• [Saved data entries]
########

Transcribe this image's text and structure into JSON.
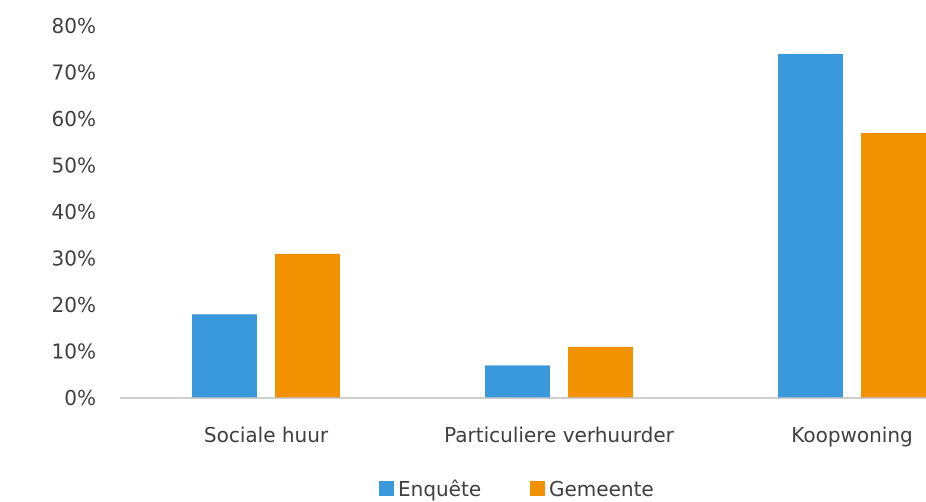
{
  "chart_data": {
    "type": "bar",
    "categories": [
      "Sociale huur",
      "Particuliere verhuurder",
      "Koopwoning"
    ],
    "series": [
      {
        "name": "Enquête",
        "values": [
          18,
          7,
          74
        ],
        "color": "#3a98dc"
      },
      {
        "name": "Gemeente",
        "values": [
          31,
          11,
          57
        ],
        "color": "#f39200"
      }
    ],
    "ylim": [
      0,
      80
    ],
    "yticks": [
      "0%",
      "10%",
      "20%",
      "30%",
      "40%",
      "50%",
      "60%",
      "70%",
      "80%"
    ],
    "grid": false,
    "legend_position": "bottom"
  }
}
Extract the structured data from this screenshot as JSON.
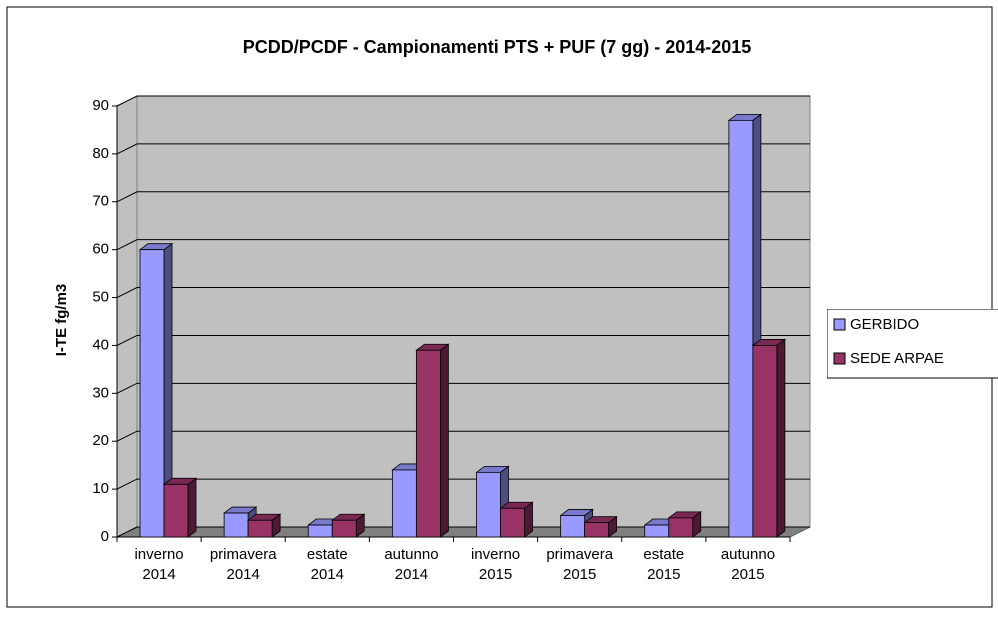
{
  "chart_data": {
    "type": "bar3d",
    "title": "PCDD/PCDF - Campionamenti PTS + PUF (7 gg)  - 2014-2015",
    "y_label": "I-TE fg/m3",
    "categories": [
      "inverno 2014",
      "primavera 2014",
      "estate 2014",
      "autunno 2014",
      "inverno 2015",
      "primavera 2015",
      "estate 2015",
      "autunno 2015"
    ],
    "series": [
      {
        "name": "GERBIDO",
        "color": "#9999ff",
        "values": [
          60,
          5,
          2.5,
          14,
          13.5,
          4.5,
          2.5,
          87
        ]
      },
      {
        "name": "SEDE ARPAE",
        "color": "#993366",
        "values": [
          11,
          3.5,
          3.5,
          39,
          6,
          3,
          4,
          40
        ]
      }
    ],
    "ylim": [
      0,
      90
    ],
    "yticks": [
      0,
      10,
      20,
      30,
      40,
      50,
      60,
      70,
      80,
      90
    ],
    "grid": true,
    "legend": "right"
  }
}
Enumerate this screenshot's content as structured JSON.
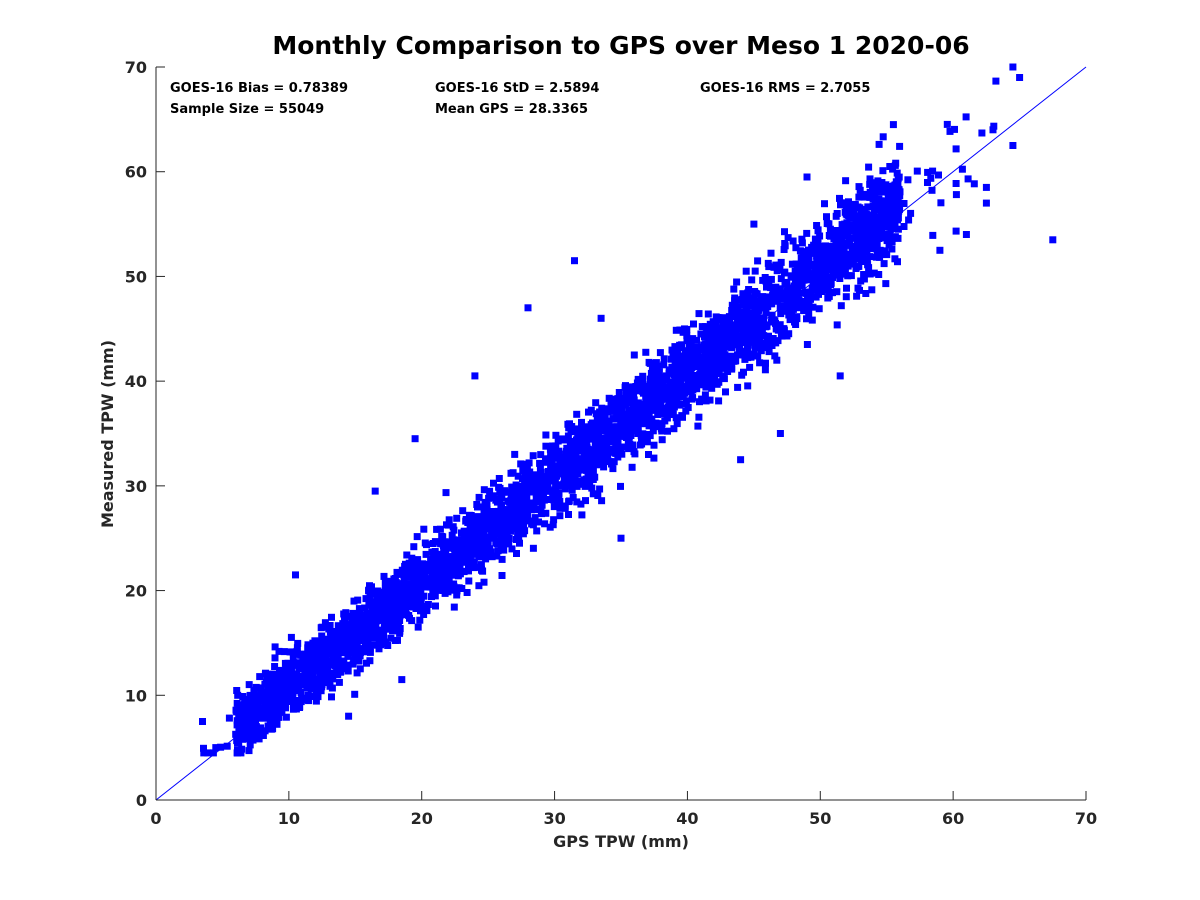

########

• [Task to carry out]
Reproduce the data word for word, excluding its pictures.

• [Complete output]
Transcribe this image's text and structure into JSON.
{
  "chart_data": {
    "type": "bar",
    "categories": [
      "Sociale huur",
      "Particuliere verhuurder",
      "Koopwoning"
    ],
    "series": [
      {
        "name": "Enquête",
        "values": [
          18,
          7,
          74
        ],
        "color": "#3a98dc"
      },
      {
        "name": "Gemeente",
        "values": [
          31,
          11,
          57
        ],
        "color": "#f39200"
      }
    ],
    "ylim": [
      0,
      80
    ],
    "yticks": [
      "0%",
      "10%",
      "20%",
      "30%",
      "40%",
      "50%",
      "60%",
      "70%",
      "80%"
    ],
    "grid": false,
    "legend_position": "bottom"
  }
}
Extract the structured data from this screenshot as JSON.
{
  "chart_data": {
    "type": "bar3d",
    "title": "PCDD/PCDF - Campionamenti PTS + PUF (7 gg)  - 2014-2015",
    "y_label": "I-TE fg/m3",
    "categories": [
      "inverno 2014",
      "primavera 2014",
      "estate 2014",
      "autunno 2014",
      "inverno 2015",
      "primavera 2015",
      "estate 2015",
      "autunno 2015"
    ],
    "series": [
      {
        "name": "GERBIDO",
        "color": "#9999ff",
        "values": [
          60,
          5,
          2.5,
          14,
          13.5,
          4.5,
          2.5,
          87
        ]
      },
      {
        "name": "SEDE ARPAE",
        "color": "#993366",
        "values": [
          11,
          3.5,
          3.5,
          39,
          6,
          3,
          4,
          40
        ]
      }
    ],
    "ylim": [
      0,
      90
    ],
    "yticks": [
      0,
      10,
      20,
      30,
      40,
      50,
      60,
      70,
      80,
      90
    ],
    "grid": true,
    "legend": "right"
  }
}
Enumerate this screenshot's content as structured JSON.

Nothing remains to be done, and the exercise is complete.